_Work instructions:_
State the number of lines that include the string "this", and write nothing else.

[Chart and figure data]
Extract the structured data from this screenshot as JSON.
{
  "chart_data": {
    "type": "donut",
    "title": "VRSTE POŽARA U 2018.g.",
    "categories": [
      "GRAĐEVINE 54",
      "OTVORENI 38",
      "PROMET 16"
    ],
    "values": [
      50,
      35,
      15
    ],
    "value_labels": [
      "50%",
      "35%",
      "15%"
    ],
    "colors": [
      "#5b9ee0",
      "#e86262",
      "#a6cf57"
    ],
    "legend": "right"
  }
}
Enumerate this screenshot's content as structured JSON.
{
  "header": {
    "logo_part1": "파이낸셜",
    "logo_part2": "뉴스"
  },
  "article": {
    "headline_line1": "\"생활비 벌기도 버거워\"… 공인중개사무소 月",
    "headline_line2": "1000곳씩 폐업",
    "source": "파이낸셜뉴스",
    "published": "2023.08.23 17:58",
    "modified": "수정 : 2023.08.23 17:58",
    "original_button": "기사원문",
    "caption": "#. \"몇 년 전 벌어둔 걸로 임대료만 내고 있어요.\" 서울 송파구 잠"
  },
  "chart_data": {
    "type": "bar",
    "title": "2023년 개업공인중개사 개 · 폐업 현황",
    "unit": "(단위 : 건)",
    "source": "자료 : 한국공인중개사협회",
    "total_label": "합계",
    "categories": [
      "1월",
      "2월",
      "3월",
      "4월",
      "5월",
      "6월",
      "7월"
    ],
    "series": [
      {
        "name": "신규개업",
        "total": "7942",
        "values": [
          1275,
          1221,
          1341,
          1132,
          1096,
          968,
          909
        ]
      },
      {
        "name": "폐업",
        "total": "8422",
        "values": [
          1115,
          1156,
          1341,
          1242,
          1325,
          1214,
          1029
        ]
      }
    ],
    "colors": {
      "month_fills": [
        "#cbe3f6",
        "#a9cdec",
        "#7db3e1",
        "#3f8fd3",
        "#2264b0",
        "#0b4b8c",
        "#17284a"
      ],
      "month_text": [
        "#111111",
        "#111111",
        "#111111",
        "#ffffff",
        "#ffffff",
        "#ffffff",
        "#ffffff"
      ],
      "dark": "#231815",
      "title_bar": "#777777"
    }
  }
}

_Solution below:_
2